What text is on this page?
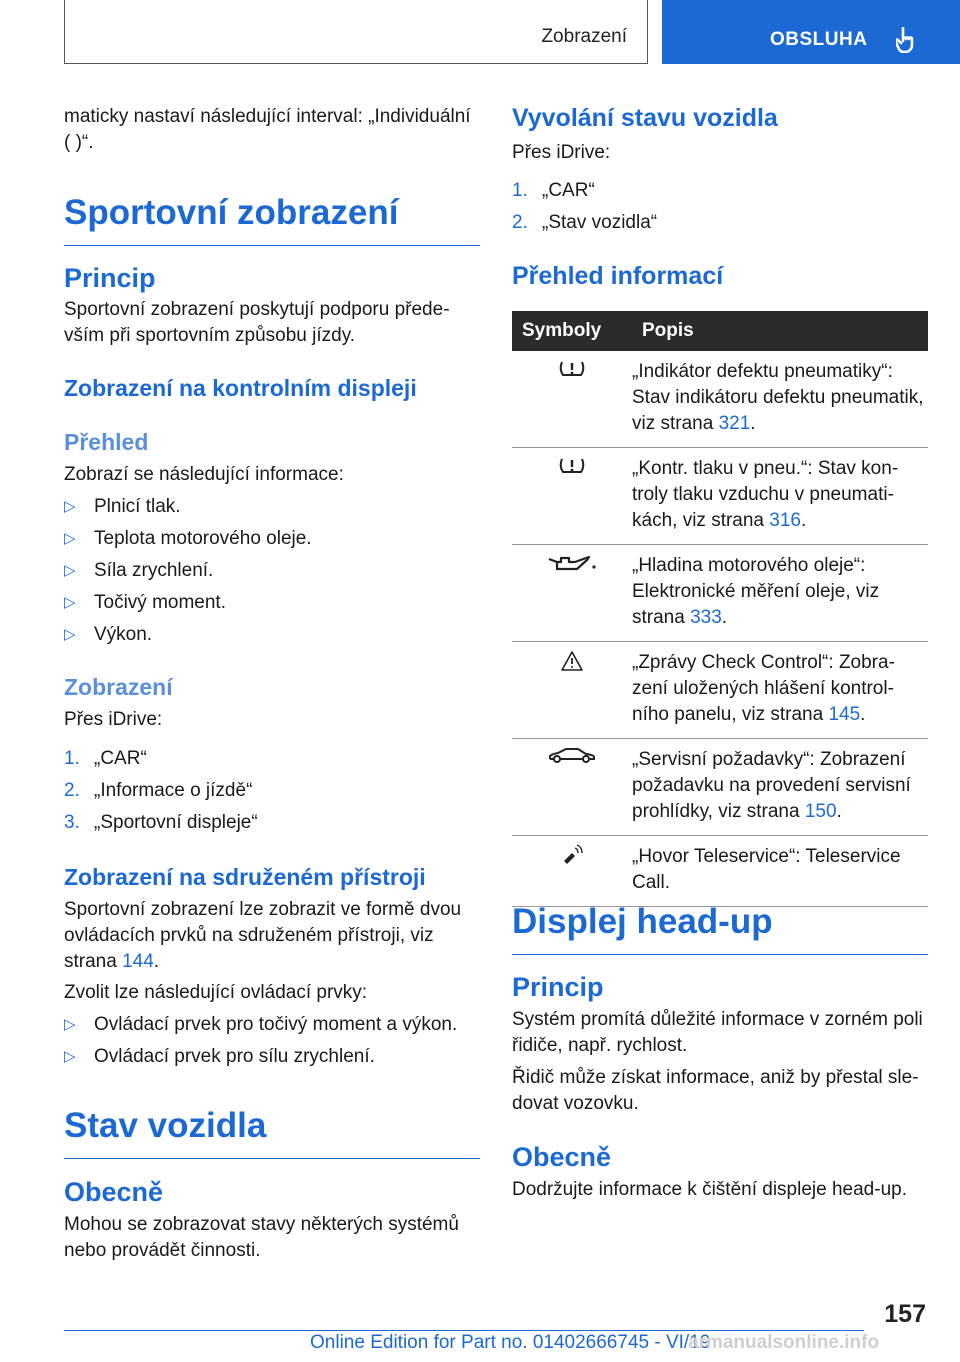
Zobrazení	OBSLUHA

maticky nastaví následující interval: „Individuální ( )“.

Sportovní zobrazení
Princip

Sportovní zobrazení poskytují podporu především při sportovním způsobu jízdy.

Zobrazení na kontrolním displeji
Přehled

Zobrazí se následující informace:

▷ Plnicí tlak.
▷ Teplota motorového oleje.
▷ Síla zrychlení.
▷ Točivý moment.
▷ Výkon.
Zobrazení

Přes iDrive:

1. „CAR“
2. „Informace o jízdě“
3. „Sportovní displeje“
Zobrazení na sdruženém přístroji

Sportovní zobrazení lze zobrazit ve formě dvou ovládacích prvků na sdruženém přístroji, viz strana 144.

Zvolit lze následující ovládací prvky:

▷ Ovládací prvek pro točivý moment a výkon.
▷ Ovládací prvek pro sílu zrychlení.
Stav vozidla
Obecně

Mohou se zobrazovat stavy některých systémů nebo provádět činnosti.

Vyvolání stavu vozidla

Přes iDrive:

1. „CAR“
2. „Stav vozidla“
Přehled informací
Symboly	Popis
	„Indikátor defektu pneumatiky“: Stav indikátoru defektu pneumatik, viz strana 321.
	„Kontr. tlaku v pneu.“: Stav kontroly tlaku vzduchu v pneumatikách, viz strana 316.
	„Hladina motorového oleje“: Elektronické měření oleje, viz strana 333.
	„Zprávy Check Control“: Zobrazení uložených hlášení kontrolního panelu, viz strana 145.
	„Servisní požadavky“: Zobrazení požadavku na provedení servisní prohlídky, viz strana 150.
	„Hovor Teleservice“: Teleservice Call.
Displej head-up
Princip

Systém promítá důležité informace v zorném poli řidiče, např. rychlost.

Řidič může získat informace, aniž by přestal sledovat vozovku.

Obecně

Dodržujte informace k čištění displeje head-up.

157
Online Edition for Part no. 01402666745 - VI/19
armanualsonline.info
━━━━━━━━━━━━━━━━━━━━
Copy all lines of the material above where the string "prvek" occurs.

Exercise output:
▷ Ovládací prvek pro točivý moment a výkon.
▷ Ovládací prvek pro sílu zrychlení.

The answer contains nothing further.